## EXERCISE AIM
How many of the lines that follow contain the word "Gain"? Give only the number.

-------- DATASET ROWS

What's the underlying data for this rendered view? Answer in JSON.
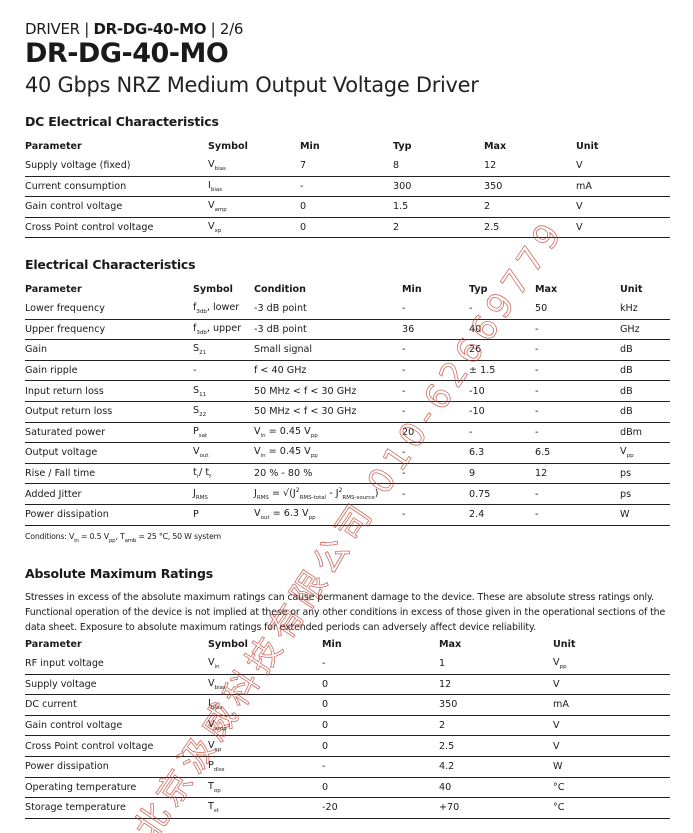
{
  "header": {
    "category": "DRIVER",
    "part": "DR-DG-40-MO",
    "page": "2/6",
    "title": "DR-DG-40-MO",
    "subtitle": "40 Gbps NRZ Medium Output Voltage Driver"
  },
  "watermark": "北京汲威科技有限公司 010-62669779",
  "dc": {
    "title": "DC Electrical Characteristics",
    "columns": [
      "Parameter",
      "Symbol",
      "Min",
      "Typ",
      "Max",
      "Unit"
    ],
    "rows": [
      [
        [
          {
            "t": "Supply voltage (fixed)"
          }
        ],
        [
          {
            "t": "V"
          },
          {
            "s": "bias"
          }
        ],
        [
          {
            "t": "7"
          }
        ],
        [
          {
            "t": "8"
          }
        ],
        [
          {
            "t": "12"
          }
        ],
        [
          {
            "t": "V"
          }
        ]
      ],
      [
        [
          {
            "t": "Current consumption"
          }
        ],
        [
          {
            "t": "I"
          },
          {
            "s": "bias"
          }
        ],
        [
          {
            "t": "-"
          }
        ],
        [
          {
            "t": "300"
          }
        ],
        [
          {
            "t": "350"
          }
        ],
        [
          {
            "t": "mA"
          }
        ]
      ],
      [
        [
          {
            "t": "Gain control voltage"
          }
        ],
        [
          {
            "t": "V"
          },
          {
            "s": "amp"
          }
        ],
        [
          {
            "t": "0"
          }
        ],
        [
          {
            "t": "1.5"
          }
        ],
        [
          {
            "t": "2"
          }
        ],
        [
          {
            "t": "V"
          }
        ]
      ],
      [
        [
          {
            "t": "Cross Point control voltage"
          }
        ],
        [
          {
            "t": "V"
          },
          {
            "s": "xp"
          }
        ],
        [
          {
            "t": "0"
          }
        ],
        [
          {
            "t": "2"
          }
        ],
        [
          {
            "t": "2.5"
          }
        ],
        [
          {
            "t": "V"
          }
        ]
      ]
    ]
  },
  "ec": {
    "title": "Electrical Characteristics",
    "columns": [
      "Parameter",
      "Symbol",
      "Condition",
      "Min",
      "Typ",
      "Max",
      "Unit"
    ],
    "rows": [
      [
        [
          {
            "t": "Lower frequency"
          }
        ],
        [
          {
            "t": "f"
          },
          {
            "s": "3db"
          },
          {
            "t": ", lower"
          }
        ],
        [
          {
            "t": "-3 dB point"
          }
        ],
        [
          {
            "t": "-"
          }
        ],
        [
          {
            "t": "-"
          }
        ],
        [
          {
            "t": "50"
          }
        ],
        [
          {
            "t": "kHz"
          }
        ]
      ],
      [
        [
          {
            "t": "Upper frequency"
          }
        ],
        [
          {
            "t": "f"
          },
          {
            "s": "3db"
          },
          {
            "t": ", upper"
          }
        ],
        [
          {
            "t": "-3 dB point"
          }
        ],
        [
          {
            "t": "36"
          }
        ],
        [
          {
            "t": "40"
          }
        ],
        [
          {
            "t": "-"
          }
        ],
        [
          {
            "t": "GHz"
          }
        ]
      ],
      [
        [
          {
            "t": "Gain"
          }
        ],
        [
          {
            "t": "S"
          },
          {
            "s": "21"
          }
        ],
        [
          {
            "t": "Small signal"
          }
        ],
        [
          {
            "t": "-"
          }
        ],
        [
          {
            "t": "26"
          }
        ],
        [
          {
            "t": "-"
          }
        ],
        [
          {
            "t": "dB"
          }
        ]
      ],
      [
        [
          {
            "t": "Gain ripple"
          }
        ],
        [
          {
            "t": "-"
          }
        ],
        [
          {
            "t": "f < 40 GHz"
          }
        ],
        [
          {
            "t": "-"
          }
        ],
        [
          {
            "t": "± 1.5"
          }
        ],
        [
          {
            "t": "-"
          }
        ],
        [
          {
            "t": "dB"
          }
        ]
      ],
      [
        [
          {
            "t": "Input return loss"
          }
        ],
        [
          {
            "t": "S"
          },
          {
            "s": "11"
          }
        ],
        [
          {
            "t": "50 MHz < f < 30 GHz"
          }
        ],
        [
          {
            "t": "-"
          }
        ],
        [
          {
            "t": "-10"
          }
        ],
        [
          {
            "t": "-"
          }
        ],
        [
          {
            "t": "dB"
          }
        ]
      ],
      [
        [
          {
            "t": "Output return loss"
          }
        ],
        [
          {
            "t": "S"
          },
          {
            "s": "22"
          }
        ],
        [
          {
            "t": "50 MHz < f < 30 GHz"
          }
        ],
        [
          {
            "t": "-"
          }
        ],
        [
          {
            "t": "-10"
          }
        ],
        [
          {
            "t": "-"
          }
        ],
        [
          {
            "t": "dB"
          }
        ]
      ],
      [
        [
          {
            "t": "Saturated power"
          }
        ],
        [
          {
            "t": "P"
          },
          {
            "s": "sat"
          }
        ],
        [
          {
            "t": "V"
          },
          {
            "s": "in"
          },
          {
            "t": " = 0.45 V"
          },
          {
            "s": "pp"
          }
        ],
        [
          {
            "t": "20"
          }
        ],
        [
          {
            "t": "-"
          }
        ],
        [
          {
            "t": "-"
          }
        ],
        [
          {
            "t": "dBm"
          }
        ]
      ],
      [
        [
          {
            "t": "Output voltage"
          }
        ],
        [
          {
            "t": "V"
          },
          {
            "s": "out"
          }
        ],
        [
          {
            "t": "V"
          },
          {
            "s": "in"
          },
          {
            "t": " = 0.45 V"
          },
          {
            "s": "pp"
          }
        ],
        [
          {
            "t": "-"
          }
        ],
        [
          {
            "t": "6.3"
          }
        ],
        [
          {
            "t": "6.5"
          }
        ],
        [
          {
            "t": "V"
          },
          {
            "s": "pp"
          }
        ]
      ],
      [
        [
          {
            "t": "Rise / Fall time"
          }
        ],
        [
          {
            "t": "t"
          },
          {
            "s": "r"
          },
          {
            "t": "/ t"
          },
          {
            "s": "f"
          }
        ],
        [
          {
            "t": "20 % - 80 %"
          }
        ],
        [
          {
            "t": "-"
          }
        ],
        [
          {
            "t": "9"
          }
        ],
        [
          {
            "t": "12"
          }
        ],
        [
          {
            "t": "ps"
          }
        ]
      ],
      [
        [
          {
            "t": "Added Jitter"
          }
        ],
        [
          {
            "t": "J"
          },
          {
            "s": "RMS"
          }
        ],
        [
          {
            "t": "J"
          },
          {
            "s": "RMS"
          },
          {
            "t": " = √(J"
          },
          {
            "p": "2"
          },
          {
            "s": "RMS-total"
          },
          {
            "t": " - J"
          },
          {
            "p": "2"
          },
          {
            "s": "RMS-source"
          },
          {
            "t": ")"
          }
        ],
        [
          {
            "t": "-"
          }
        ],
        [
          {
            "t": "0.75"
          }
        ],
        [
          {
            "t": "-"
          }
        ],
        [
          {
            "t": "ps"
          }
        ]
      ],
      [
        [
          {
            "t": "Power dissipation"
          }
        ],
        [
          {
            "t": "P"
          }
        ],
        [
          {
            "t": "V"
          },
          {
            "s": "out"
          },
          {
            "t": " = 6.3 V"
          },
          {
            "s": "pp"
          }
        ],
        [
          {
            "t": "-"
          }
        ],
        [
          {
            "t": "2.4"
          }
        ],
        [
          {
            "t": "-"
          }
        ],
        [
          {
            "t": "W"
          }
        ]
      ]
    ],
    "note": [
      {
        "t": "Conditions: V"
      },
      {
        "s": "in"
      },
      {
        "t": " = 0.5 V"
      },
      {
        "s": "pp"
      },
      {
        "t": ", T"
      },
      {
        "s": "amb"
      },
      {
        "t": " = 25 °C, 50 W system"
      }
    ]
  },
  "amr": {
    "title": "Absolute Maximum Ratings",
    "description": "Stresses in excess of the absolute maximum ratings can cause permanent damage to the device. These are absolute stress ratings only. Functional operation of the device is not implied at these or any other conditions in excess of those given in the operational sections of the data sheet. Exposure to absolute maximum ratings for extended periods can adversely affect device reliability.",
    "columns": [
      "Parameter",
      "Symbol",
      "Min",
      "Max",
      "Unit"
    ],
    "rows": [
      [
        [
          {
            "t": "RF input voltage"
          }
        ],
        [
          {
            "t": "V"
          },
          {
            "s": "in"
          }
        ],
        [
          {
            "t": "-"
          }
        ],
        [
          {
            "t": "1"
          }
        ],
        [
          {
            "t": "V"
          },
          {
            "s": "pp"
          }
        ]
      ],
      [
        [
          {
            "t": "Supply voltage"
          }
        ],
        [
          {
            "t": "V"
          },
          {
            "s": "bias"
          }
        ],
        [
          {
            "t": "0"
          }
        ],
        [
          {
            "t": "12"
          }
        ],
        [
          {
            "t": "V"
          }
        ]
      ],
      [
        [
          {
            "t": "DC current"
          }
        ],
        [
          {
            "t": "I"
          },
          {
            "s": "bias"
          }
        ],
        [
          {
            "t": "0"
          }
        ],
        [
          {
            "t": "350"
          }
        ],
        [
          {
            "t": "mA"
          }
        ]
      ],
      [
        [
          {
            "t": "Gain control voltage"
          }
        ],
        [
          {
            "t": "V"
          },
          {
            "s": "amp"
          }
        ],
        [
          {
            "t": "0"
          }
        ],
        [
          {
            "t": "2"
          }
        ],
        [
          {
            "t": "V"
          }
        ]
      ],
      [
        [
          {
            "t": "Cross Point control voltage"
          }
        ],
        [
          {
            "t": "V"
          },
          {
            "s": "xp"
          }
        ],
        [
          {
            "t": "0"
          }
        ],
        [
          {
            "t": "2.5"
          }
        ],
        [
          {
            "t": "V"
          }
        ]
      ],
      [
        [
          {
            "t": "Power dissipation"
          }
        ],
        [
          {
            "t": "P"
          },
          {
            "s": "diss"
          }
        ],
        [
          {
            "t": "-"
          }
        ],
        [
          {
            "t": "4.2"
          }
        ],
        [
          {
            "t": "W"
          }
        ]
      ],
      [
        [
          {
            "t": "Operating temperature"
          }
        ],
        [
          {
            "t": "T"
          },
          {
            "s": "op"
          }
        ],
        [
          {
            "t": "0"
          }
        ],
        [
          {
            "t": "40"
          }
        ],
        [
          {
            "t": "°C"
          }
        ]
      ],
      [
        [
          {
            "t": "Storage temperature"
          }
        ],
        [
          {
            "t": "T"
          },
          {
            "s": "st"
          }
        ],
        [
          {
            "t": "-20"
          }
        ],
        [
          {
            "t": "+70"
          }
        ],
        [
          {
            "t": "°C"
          }
        ]
      ]
    ]
  }
}
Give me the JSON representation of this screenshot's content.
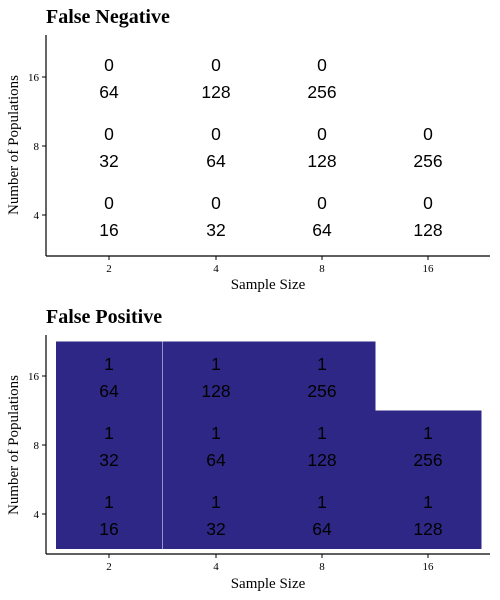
{
  "chart_data": [
    {
      "type": "heatmap",
      "title": "False Negative",
      "xlabel": "Sample Size",
      "ylabel": "Number of Populations",
      "x_ticks": [
        "2",
        "4",
        "8",
        "16"
      ],
      "y_ticks": [
        "4",
        "8",
        "16"
      ],
      "fill_color": "#2e2785",
      "cells": [
        {
          "x": "2",
          "y": "16",
          "value": 0,
          "count": 64
        },
        {
          "x": "4",
          "y": "16",
          "value": 0,
          "count": 128
        },
        {
          "x": "8",
          "y": "16",
          "value": 0,
          "count": 256
        },
        {
          "x": "2",
          "y": "8",
          "value": 0,
          "count": 32
        },
        {
          "x": "4",
          "y": "8",
          "value": 0,
          "count": 64
        },
        {
          "x": "8",
          "y": "8",
          "value": 0,
          "count": 128
        },
        {
          "x": "16",
          "y": "8",
          "value": 0,
          "count": 256
        },
        {
          "x": "2",
          "y": "4",
          "value": 0,
          "count": 16
        },
        {
          "x": "4",
          "y": "4",
          "value": 0,
          "count": 32
        },
        {
          "x": "8",
          "y": "4",
          "value": 0,
          "count": 64
        },
        {
          "x": "16",
          "y": "4",
          "value": 0,
          "count": 128
        }
      ]
    },
    {
      "type": "heatmap",
      "title": "False Positive",
      "xlabel": "Sample Size",
      "ylabel": "Number of Populations",
      "x_ticks": [
        "2",
        "4",
        "8",
        "16"
      ],
      "y_ticks": [
        "4",
        "8",
        "16"
      ],
      "fill_color": "#2e2785",
      "cells": [
        {
          "x": "2",
          "y": "16",
          "value": 1,
          "count": 64
        },
        {
          "x": "4",
          "y": "16",
          "value": 1,
          "count": 128
        },
        {
          "x": "8",
          "y": "16",
          "value": 1,
          "count": 256
        },
        {
          "x": "2",
          "y": "8",
          "value": 1,
          "count": 32
        },
        {
          "x": "4",
          "y": "8",
          "value": 1,
          "count": 64
        },
        {
          "x": "8",
          "y": "8",
          "value": 1,
          "count": 128
        },
        {
          "x": "16",
          "y": "8",
          "value": 1,
          "count": 256
        },
        {
          "x": "2",
          "y": "4",
          "value": 1,
          "count": 16
        },
        {
          "x": "4",
          "y": "4",
          "value": 1,
          "count": 32
        },
        {
          "x": "8",
          "y": "4",
          "value": 1,
          "count": 64
        },
        {
          "x": "16",
          "y": "4",
          "value": 1,
          "count": 128
        }
      ]
    }
  ]
}
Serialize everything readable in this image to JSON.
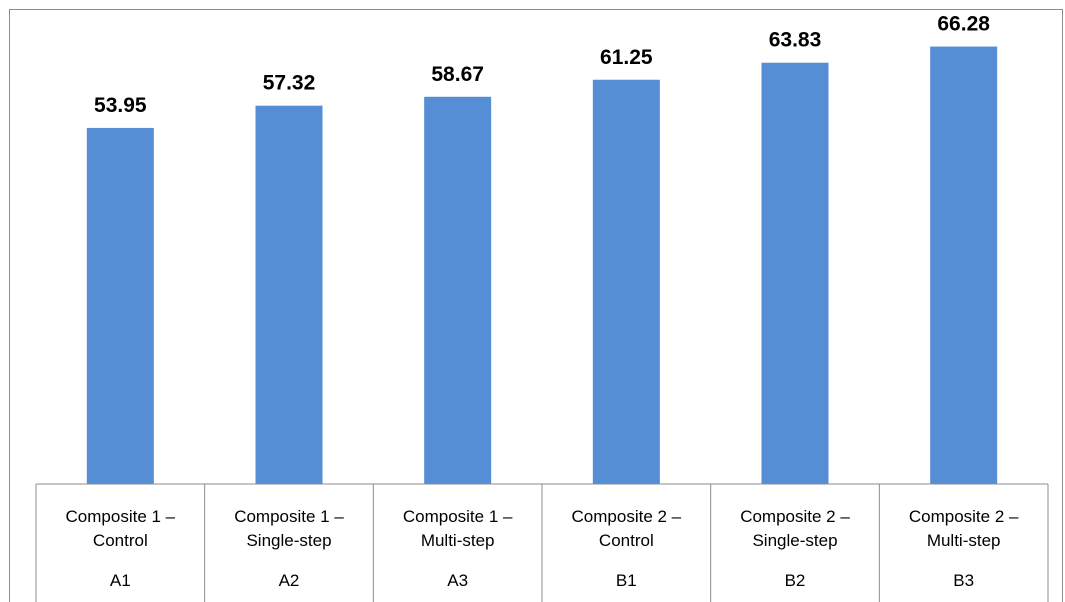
{
  "chart_data": {
    "type": "bar",
    "categories": [
      {
        "line1": "Composite 1 –",
        "line2": "Control",
        "code": "A1"
      },
      {
        "line1": "Composite 1 –",
        "line2": "Single-step",
        "code": "A2"
      },
      {
        "line1": "Composite 1 –",
        "line2": "Multi-step",
        "code": "A3"
      },
      {
        "line1": "Composite 2 –",
        "line2": "Control",
        "code": "B1"
      },
      {
        "line1": "Composite 2 –",
        "line2": "Single-step",
        "code": "B2"
      },
      {
        "line1": "Composite 2 –",
        "line2": "Multi-step",
        "code": "B3"
      }
    ],
    "values": [
      53.95,
      57.32,
      58.67,
      61.25,
      63.83,
      66.28
    ],
    "value_labels": [
      "53.95",
      "57.32",
      "58.67",
      "61.25",
      "63.83",
      "66.28"
    ],
    "ylim": [
      0,
      70
    ],
    "bar_color": "#558ED5",
    "grid": false,
    "legend": "none",
    "title": "",
    "xlabel": "",
    "ylabel": ""
  }
}
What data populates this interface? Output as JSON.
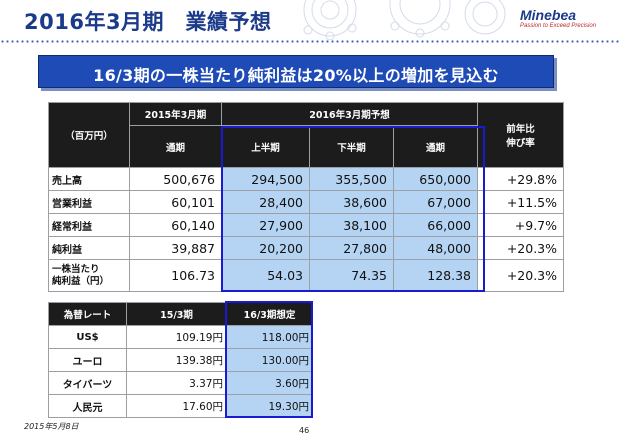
{
  "header": {
    "title": "2016年3月期　業績予想",
    "logo_name": "Minebea",
    "logo_tagline": "Passion to Exceed Precision"
  },
  "banner": {
    "text": "16/3期の一株当たり純利益は20%以上の増加を見込む"
  },
  "main_table": {
    "unit_label": "（百万円）",
    "group_headers": [
      "2015年3月期",
      "2016年3月期予想"
    ],
    "sub_headers": [
      "通期",
      "上半期",
      "下半期",
      "通期"
    ],
    "change_header_line1": "前年比",
    "change_header_line2": "伸び率",
    "rows": [
      {
        "label": "売上高",
        "fy2015": "500,676",
        "h1": "294,500",
        "h2": "355,500",
        "fy2016": "650,000",
        "change": "+29.8%"
      },
      {
        "label": "営業利益",
        "fy2015": "60,101",
        "h1": "28,400",
        "h2": "38,600",
        "fy2016": "67,000",
        "change": "+11.5%"
      },
      {
        "label": "経常利益",
        "fy2015": "60,140",
        "h1": "27,900",
        "h2": "38,100",
        "fy2016": "66,000",
        "change": "+9.7%"
      },
      {
        "label": "純利益",
        "fy2015": "39,887",
        "h1": "20,200",
        "h2": "27,800",
        "fy2016": "48,000",
        "change": "+20.3%"
      },
      {
        "label_line1": "一株当たり",
        "label_line2": "純利益（円）",
        "fy2015": "106.73",
        "h1": "54.03",
        "h2": "74.35",
        "fy2016": "128.38",
        "change": "+20.3%"
      }
    ]
  },
  "rates_table": {
    "headers": [
      "為替レート",
      "15/3期",
      "16/3期想定"
    ],
    "rows": [
      {
        "currency": "US$",
        "fy15": "109.19円",
        "fy16": "118.00円"
      },
      {
        "currency": "ユーロ",
        "fy15": "139.38円",
        "fy16": "130.00円"
      },
      {
        "currency": "タイバーツ",
        "fy15": "3.37円",
        "fy16": "3.60円"
      },
      {
        "currency": "人民元",
        "fy15": "17.60円",
        "fy16": "19.30円"
      }
    ]
  },
  "footer": {
    "date": "2015年5月8日",
    "page_number": "46"
  }
}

----------------

## FINAL RESULT
4